*What is expected*
Count how many lines in the material below hold the word "prefix"; the reply is that number alone.

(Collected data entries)
# # # #

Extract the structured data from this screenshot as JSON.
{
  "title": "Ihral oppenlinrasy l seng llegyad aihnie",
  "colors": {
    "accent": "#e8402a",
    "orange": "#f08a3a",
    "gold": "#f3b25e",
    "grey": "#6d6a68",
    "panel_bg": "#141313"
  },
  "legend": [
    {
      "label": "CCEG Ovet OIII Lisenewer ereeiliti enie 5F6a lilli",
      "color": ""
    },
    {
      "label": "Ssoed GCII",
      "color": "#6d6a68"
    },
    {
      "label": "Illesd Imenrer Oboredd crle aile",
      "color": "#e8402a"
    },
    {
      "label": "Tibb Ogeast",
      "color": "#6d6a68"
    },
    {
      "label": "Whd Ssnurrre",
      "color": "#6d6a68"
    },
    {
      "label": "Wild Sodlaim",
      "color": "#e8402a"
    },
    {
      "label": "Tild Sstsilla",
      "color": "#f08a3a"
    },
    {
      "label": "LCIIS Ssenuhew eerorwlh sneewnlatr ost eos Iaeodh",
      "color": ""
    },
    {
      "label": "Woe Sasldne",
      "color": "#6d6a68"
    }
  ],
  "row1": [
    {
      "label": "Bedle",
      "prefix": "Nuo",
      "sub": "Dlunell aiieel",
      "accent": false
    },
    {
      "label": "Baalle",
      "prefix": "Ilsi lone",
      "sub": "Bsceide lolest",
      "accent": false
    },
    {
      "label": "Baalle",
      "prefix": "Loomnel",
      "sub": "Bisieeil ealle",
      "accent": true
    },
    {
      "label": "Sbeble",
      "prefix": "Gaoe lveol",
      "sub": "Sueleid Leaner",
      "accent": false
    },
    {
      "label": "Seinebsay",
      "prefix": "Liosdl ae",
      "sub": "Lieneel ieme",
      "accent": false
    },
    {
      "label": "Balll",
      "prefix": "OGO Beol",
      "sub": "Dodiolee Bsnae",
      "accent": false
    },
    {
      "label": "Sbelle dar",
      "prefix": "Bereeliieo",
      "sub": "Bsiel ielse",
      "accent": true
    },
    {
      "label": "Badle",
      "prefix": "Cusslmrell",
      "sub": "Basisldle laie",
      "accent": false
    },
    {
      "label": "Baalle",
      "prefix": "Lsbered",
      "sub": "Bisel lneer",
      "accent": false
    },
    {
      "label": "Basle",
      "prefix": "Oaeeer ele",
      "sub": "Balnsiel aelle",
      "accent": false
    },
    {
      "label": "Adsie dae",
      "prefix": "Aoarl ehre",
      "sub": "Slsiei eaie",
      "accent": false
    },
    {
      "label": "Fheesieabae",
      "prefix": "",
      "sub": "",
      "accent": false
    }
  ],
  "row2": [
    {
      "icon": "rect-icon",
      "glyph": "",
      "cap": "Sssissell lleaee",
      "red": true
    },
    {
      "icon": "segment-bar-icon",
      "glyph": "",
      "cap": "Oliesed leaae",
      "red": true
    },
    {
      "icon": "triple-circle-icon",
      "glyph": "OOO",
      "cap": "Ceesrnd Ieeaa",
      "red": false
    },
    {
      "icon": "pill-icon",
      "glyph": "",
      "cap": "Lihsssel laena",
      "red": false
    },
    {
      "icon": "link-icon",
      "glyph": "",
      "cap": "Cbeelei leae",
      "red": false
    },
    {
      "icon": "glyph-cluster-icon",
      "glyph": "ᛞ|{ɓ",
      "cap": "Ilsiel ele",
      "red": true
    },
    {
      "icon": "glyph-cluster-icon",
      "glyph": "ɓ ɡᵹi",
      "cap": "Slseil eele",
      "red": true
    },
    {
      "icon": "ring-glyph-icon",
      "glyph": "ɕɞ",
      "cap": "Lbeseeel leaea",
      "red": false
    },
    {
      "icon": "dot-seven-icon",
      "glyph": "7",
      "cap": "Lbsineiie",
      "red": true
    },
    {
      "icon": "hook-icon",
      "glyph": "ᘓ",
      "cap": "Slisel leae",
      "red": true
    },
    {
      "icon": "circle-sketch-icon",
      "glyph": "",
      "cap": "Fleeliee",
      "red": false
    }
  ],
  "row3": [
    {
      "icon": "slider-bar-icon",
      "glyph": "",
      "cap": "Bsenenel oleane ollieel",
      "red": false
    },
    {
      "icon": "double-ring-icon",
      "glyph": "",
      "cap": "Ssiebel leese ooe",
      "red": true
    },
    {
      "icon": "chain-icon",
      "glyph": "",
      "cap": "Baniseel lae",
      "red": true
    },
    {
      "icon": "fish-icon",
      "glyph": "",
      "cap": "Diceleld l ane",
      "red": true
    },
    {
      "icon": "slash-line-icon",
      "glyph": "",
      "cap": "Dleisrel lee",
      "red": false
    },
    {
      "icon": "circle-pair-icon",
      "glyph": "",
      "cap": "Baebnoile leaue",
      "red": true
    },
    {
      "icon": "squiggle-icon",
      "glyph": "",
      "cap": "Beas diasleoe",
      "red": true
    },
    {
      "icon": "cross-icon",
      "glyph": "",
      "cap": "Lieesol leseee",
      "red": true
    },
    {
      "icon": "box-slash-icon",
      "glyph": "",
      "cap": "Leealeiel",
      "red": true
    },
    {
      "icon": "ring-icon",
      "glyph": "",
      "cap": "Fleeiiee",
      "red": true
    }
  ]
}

# # # #

*Solved exercise*
12